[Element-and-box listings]

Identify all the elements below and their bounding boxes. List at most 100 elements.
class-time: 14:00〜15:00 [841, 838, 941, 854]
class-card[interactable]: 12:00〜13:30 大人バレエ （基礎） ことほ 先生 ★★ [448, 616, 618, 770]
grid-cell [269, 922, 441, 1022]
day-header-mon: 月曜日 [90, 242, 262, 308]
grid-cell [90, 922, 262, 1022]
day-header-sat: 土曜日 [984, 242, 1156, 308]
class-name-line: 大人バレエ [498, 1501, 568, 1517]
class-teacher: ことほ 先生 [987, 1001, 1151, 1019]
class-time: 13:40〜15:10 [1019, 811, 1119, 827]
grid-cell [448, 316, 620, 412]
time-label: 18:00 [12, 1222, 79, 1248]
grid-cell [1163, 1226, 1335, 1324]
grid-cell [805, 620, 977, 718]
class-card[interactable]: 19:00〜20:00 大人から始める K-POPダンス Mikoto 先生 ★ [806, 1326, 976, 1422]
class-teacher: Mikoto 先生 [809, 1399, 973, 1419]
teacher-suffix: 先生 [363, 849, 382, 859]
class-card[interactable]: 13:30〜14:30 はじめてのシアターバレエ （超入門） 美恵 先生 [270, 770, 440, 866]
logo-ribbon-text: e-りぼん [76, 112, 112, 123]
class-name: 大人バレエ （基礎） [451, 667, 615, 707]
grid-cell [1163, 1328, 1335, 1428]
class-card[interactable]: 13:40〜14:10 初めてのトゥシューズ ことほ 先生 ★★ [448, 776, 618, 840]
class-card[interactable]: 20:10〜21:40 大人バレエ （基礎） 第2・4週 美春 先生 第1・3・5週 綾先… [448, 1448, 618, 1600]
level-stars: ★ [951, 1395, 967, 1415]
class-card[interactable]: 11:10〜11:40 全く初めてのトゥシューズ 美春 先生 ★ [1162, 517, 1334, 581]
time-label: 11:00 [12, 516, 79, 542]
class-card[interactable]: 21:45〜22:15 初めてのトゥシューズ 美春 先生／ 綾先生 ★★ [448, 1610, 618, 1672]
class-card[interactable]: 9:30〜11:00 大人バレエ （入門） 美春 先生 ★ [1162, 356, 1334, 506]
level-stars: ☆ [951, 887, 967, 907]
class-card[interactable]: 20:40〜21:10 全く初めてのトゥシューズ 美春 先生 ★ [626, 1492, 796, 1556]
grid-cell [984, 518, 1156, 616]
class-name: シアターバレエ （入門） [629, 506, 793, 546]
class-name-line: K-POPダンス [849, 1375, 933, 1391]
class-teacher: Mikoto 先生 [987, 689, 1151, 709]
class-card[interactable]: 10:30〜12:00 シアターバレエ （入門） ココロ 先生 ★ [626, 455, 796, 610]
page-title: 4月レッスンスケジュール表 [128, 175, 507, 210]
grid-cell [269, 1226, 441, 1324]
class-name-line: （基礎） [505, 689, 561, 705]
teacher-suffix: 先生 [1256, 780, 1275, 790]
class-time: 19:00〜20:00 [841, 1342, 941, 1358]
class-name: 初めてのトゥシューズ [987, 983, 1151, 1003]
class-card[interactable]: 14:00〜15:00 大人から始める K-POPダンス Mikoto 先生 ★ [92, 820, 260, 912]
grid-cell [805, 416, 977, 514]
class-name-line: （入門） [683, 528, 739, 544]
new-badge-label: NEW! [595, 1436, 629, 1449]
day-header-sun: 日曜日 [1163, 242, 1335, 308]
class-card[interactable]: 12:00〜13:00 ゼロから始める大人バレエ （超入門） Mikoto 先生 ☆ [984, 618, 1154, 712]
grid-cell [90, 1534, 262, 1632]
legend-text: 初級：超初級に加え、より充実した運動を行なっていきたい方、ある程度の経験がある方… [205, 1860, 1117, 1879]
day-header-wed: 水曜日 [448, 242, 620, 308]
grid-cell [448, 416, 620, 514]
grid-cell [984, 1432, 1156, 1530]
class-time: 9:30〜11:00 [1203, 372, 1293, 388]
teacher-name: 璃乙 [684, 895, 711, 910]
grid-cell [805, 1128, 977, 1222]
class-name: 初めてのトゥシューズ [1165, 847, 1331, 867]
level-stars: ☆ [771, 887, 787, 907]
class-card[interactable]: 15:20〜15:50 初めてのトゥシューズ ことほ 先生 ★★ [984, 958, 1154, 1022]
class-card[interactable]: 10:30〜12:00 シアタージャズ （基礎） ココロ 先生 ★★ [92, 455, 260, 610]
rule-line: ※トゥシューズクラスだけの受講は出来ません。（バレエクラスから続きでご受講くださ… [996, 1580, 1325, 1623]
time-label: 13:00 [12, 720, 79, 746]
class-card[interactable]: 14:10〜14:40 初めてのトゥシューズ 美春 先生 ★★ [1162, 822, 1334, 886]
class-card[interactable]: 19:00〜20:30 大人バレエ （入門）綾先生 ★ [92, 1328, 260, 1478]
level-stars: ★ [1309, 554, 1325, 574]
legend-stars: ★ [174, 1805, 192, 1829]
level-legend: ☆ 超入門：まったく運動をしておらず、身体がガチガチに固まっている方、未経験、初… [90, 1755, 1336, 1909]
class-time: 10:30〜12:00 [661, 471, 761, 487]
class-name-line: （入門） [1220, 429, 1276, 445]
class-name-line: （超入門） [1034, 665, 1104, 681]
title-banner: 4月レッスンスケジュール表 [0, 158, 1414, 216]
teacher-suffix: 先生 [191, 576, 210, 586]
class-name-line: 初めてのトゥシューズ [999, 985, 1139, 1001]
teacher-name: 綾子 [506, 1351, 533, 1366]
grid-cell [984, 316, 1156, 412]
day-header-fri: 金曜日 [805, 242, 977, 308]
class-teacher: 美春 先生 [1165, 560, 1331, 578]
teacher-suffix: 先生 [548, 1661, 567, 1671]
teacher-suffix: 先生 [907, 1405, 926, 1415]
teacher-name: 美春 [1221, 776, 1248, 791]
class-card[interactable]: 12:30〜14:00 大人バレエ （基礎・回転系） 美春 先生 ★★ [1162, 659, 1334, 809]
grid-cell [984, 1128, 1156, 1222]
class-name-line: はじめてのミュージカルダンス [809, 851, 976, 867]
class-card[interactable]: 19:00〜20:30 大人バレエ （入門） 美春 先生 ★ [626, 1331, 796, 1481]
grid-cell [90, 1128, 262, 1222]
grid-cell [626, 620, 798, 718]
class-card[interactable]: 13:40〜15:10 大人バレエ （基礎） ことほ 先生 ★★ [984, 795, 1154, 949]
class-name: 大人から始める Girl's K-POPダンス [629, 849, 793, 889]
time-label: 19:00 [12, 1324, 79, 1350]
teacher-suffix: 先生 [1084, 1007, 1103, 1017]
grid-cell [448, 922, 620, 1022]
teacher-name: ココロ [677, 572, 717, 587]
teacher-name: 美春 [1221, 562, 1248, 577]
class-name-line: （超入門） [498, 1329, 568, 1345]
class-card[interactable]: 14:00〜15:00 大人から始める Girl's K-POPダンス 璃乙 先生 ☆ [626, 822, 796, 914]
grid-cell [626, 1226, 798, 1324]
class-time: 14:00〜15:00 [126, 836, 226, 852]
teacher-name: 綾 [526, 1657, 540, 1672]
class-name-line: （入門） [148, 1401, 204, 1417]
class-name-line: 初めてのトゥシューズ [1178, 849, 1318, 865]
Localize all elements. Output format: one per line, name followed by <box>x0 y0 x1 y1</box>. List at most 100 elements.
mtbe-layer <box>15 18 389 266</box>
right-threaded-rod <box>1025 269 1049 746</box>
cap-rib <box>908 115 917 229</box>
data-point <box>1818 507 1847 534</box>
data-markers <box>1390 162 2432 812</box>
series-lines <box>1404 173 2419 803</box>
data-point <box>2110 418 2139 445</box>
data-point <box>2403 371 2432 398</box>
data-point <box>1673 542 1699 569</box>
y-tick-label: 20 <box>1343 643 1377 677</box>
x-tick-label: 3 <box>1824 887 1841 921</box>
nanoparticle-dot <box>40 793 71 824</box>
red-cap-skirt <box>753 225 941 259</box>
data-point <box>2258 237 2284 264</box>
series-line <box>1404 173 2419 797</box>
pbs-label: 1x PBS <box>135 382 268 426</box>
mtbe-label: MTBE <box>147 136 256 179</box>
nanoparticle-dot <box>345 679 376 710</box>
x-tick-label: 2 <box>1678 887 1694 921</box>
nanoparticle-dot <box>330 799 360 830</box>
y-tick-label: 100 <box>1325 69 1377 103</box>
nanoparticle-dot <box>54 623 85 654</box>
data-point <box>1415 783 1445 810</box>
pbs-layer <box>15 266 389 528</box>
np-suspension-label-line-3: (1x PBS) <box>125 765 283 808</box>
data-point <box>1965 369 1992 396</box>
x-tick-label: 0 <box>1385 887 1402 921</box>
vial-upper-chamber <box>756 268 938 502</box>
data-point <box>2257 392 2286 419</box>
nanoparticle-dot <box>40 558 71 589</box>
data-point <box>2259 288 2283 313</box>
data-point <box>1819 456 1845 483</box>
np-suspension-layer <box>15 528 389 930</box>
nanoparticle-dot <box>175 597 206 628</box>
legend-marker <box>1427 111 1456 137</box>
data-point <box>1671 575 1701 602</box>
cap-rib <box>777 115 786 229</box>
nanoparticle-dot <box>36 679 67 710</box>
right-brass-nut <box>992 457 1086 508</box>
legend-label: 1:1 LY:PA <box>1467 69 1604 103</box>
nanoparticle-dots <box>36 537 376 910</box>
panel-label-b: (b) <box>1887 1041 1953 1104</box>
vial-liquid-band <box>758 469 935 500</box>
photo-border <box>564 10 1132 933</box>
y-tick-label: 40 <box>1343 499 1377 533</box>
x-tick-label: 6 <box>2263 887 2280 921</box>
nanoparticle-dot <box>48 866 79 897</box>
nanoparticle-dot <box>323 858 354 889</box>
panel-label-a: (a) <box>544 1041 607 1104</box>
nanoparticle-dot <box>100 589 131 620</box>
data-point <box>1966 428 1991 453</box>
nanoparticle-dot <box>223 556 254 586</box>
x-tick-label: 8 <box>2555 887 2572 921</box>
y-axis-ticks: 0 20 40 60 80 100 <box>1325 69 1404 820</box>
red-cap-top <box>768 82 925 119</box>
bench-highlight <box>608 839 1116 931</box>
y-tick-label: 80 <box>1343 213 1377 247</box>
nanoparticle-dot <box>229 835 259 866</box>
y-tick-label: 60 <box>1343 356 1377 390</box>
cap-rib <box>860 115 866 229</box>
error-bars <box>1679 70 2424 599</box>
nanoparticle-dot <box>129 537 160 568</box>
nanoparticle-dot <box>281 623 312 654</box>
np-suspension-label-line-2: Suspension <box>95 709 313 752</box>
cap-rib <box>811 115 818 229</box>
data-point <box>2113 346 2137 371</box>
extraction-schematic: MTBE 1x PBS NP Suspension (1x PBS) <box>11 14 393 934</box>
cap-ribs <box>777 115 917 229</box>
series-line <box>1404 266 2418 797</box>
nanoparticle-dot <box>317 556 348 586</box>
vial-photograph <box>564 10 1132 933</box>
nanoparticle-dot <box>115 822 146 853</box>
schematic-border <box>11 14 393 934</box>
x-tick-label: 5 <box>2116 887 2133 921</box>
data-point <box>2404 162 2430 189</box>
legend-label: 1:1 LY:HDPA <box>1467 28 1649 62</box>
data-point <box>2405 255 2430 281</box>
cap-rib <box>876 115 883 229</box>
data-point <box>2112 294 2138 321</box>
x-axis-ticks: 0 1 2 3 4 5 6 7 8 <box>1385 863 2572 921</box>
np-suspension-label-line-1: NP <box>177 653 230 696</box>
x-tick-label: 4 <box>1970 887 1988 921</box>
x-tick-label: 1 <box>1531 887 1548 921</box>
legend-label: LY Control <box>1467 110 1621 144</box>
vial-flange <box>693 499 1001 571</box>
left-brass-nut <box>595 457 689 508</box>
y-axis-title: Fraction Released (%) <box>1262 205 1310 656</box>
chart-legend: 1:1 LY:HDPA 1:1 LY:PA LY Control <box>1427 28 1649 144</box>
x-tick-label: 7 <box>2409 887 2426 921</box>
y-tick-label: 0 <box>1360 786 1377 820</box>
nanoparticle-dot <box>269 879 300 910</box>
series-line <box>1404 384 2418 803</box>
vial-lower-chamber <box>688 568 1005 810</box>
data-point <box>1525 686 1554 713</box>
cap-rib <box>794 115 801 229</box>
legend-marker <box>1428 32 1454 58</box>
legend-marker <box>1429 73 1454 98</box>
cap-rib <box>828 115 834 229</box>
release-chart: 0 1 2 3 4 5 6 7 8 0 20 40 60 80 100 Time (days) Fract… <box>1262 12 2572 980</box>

_TASK TO COMPLETE_. Return every line from the start of the records up to and including the line that contains "grid-cell [269, 922, 441, 1022]", copied word for word.

_COMPLETE RESPONSE_.
Identify all the elements below and their bounding boxes. List at most 100 elements.
class-time: 14:00〜15:00 [841, 838, 941, 854]
class-card[interactable]: 12:00〜13:30 大人バレエ （基礎） ことほ 先生 ★★ [448, 616, 618, 770]
grid-cell [269, 922, 441, 1022]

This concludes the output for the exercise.